> [Task statement] Set down all of the data that follows word for word, without the images.

== Data in this exercise

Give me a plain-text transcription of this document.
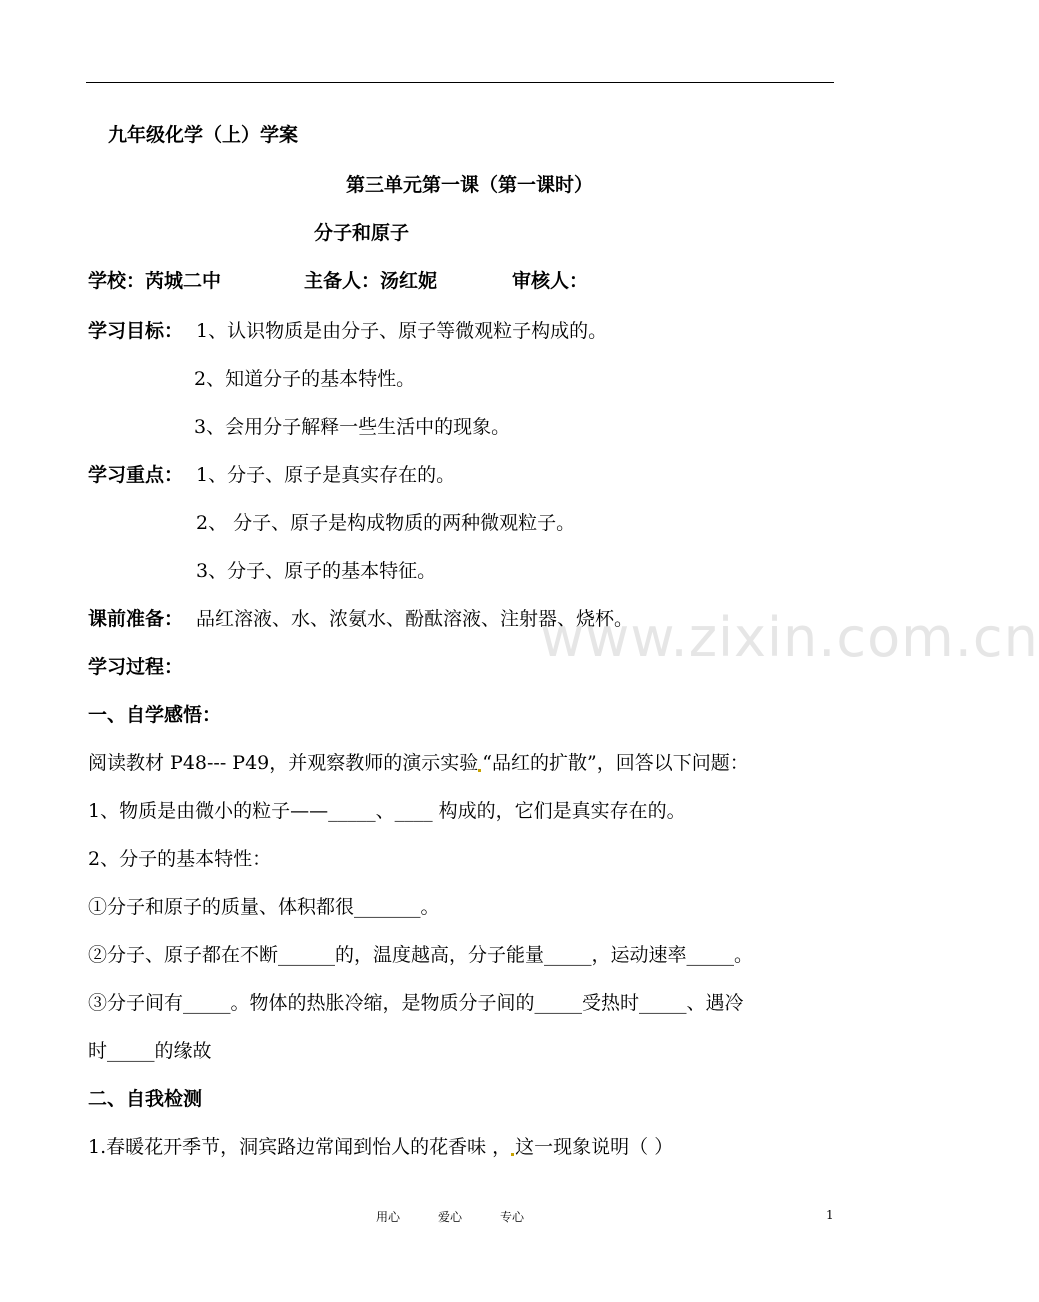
九年级化学（上）学案
第三单元第一课（第一课时）
分子和原子
学校：芮城二中	主备人：汤红妮	审核人：
学习目标： 1、认识物质是由分子、原子等微观粒子构成的。
2、知道分子的基本特性。
3、会用分子解释一些生活中的现象。
学习重点： 1、分子、原子是真实存在的。
2、 分子、原子是构成物质的两种微观粒子。
3、分子、原子的基本特征。
课前准备： 品红溶液、水、浓氨水、酚酞溶液、注射器、烧杯。
www.zixin.com.cn
学习过程：
一、自学感悟：
阅读教材 P48--- P49，并观察教师的演示实验 “品红的扩散”，回答以下问题：
1、物质是由微小的粒子——_____、____ 构成的，它们是真实存在的。
2、分子的基本特性：
①分子和原子的质量、体积都很_______。
②分子、原子都在不断______的，温度越高，分子能量_____，运动速率_____。
③分子间有_____。物体的热胀冷缩，是物质分子间的_____受热时_____、遇冷
时_____的缘故
二、自我检测
1.春暖花开季节，洞宾路边常闻到怡人的花香味 ， 这一现象说明（ ）
用心	爱心	专心	1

====

> [Output for this task]
Give me a plain-text transcription of this document.
九年级化学（上）学案
第三单元第一课（第一课时）
分子和原子
学校：芮城二中	主备人：汤红妮	审核人：
学习目标： 1、认识物质是由分子、原子等微观粒子构成的。
2、知道分子的基本特性。
3、会用分子解释一些生活中的现象。
学习重点： 1、分子、原子是真实存在的。
2、 分子、原子是构成物质的两种微观粒子。
3、分子、原子的基本特征。
课前准备： 品红溶液、水、浓氨水、酚酞溶液、注射器、烧杯。
www.zixin.com.cn
学习过程：
一、自学感悟：
阅读教材 P48--- P49，并观察教师的演示实验 “品红的扩散”，回答以下问题：
1、物质是由微小的粒子——_____、____ 构成的，它们是真实存在的。
2、分子的基本特性：
①分子和原子的质量、体积都很_______。
②分子、原子都在不断______的，温度越高，分子能量_____，运动速率_____。
③分子间有_____。物体的热胀冷缩，是物质分子间的_____受热时_____、遇冷
时_____的缘故
二、自我检测
1.春暖花开季节，洞宾路边常闻到怡人的花香味 ， 这一现象说明（ ）
用心	爱心	专心	1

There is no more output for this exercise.